(Stored data)
====================
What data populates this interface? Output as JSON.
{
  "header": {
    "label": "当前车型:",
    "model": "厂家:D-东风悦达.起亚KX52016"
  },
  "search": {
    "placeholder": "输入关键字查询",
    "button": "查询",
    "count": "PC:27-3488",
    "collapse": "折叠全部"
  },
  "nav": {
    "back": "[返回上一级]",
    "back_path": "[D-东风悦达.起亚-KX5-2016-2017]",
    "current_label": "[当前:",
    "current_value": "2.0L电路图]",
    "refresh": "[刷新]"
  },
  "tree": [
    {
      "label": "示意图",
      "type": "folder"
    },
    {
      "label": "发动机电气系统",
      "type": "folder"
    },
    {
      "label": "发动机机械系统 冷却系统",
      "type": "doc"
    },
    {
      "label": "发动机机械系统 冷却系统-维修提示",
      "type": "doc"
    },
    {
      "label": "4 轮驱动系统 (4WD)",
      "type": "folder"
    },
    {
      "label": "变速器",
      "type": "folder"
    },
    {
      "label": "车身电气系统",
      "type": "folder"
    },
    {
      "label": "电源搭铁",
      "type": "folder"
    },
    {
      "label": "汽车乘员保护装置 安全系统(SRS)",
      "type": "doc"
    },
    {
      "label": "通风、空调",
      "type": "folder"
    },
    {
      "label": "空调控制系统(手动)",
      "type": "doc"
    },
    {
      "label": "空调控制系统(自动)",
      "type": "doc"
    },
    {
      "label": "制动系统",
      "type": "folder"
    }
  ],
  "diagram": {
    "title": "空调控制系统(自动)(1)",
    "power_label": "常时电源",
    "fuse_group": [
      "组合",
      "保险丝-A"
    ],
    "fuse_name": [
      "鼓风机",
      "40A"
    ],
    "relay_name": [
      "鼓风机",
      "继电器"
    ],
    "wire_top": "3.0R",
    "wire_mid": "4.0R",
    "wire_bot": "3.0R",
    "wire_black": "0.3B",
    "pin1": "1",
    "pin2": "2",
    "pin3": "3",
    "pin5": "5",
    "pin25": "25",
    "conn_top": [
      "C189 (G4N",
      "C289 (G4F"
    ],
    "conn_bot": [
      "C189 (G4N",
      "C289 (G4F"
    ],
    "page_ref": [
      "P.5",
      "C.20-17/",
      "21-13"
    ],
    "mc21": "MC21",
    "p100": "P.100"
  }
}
====================
EXERCISE DETAILS — Pull out every line in the data above that has the word "冷却系统".

CORRECT ANSWER —
      "label": "发动机机械系统 冷却系统",
      "label": "发动机机械系统 冷却系统-维修提示",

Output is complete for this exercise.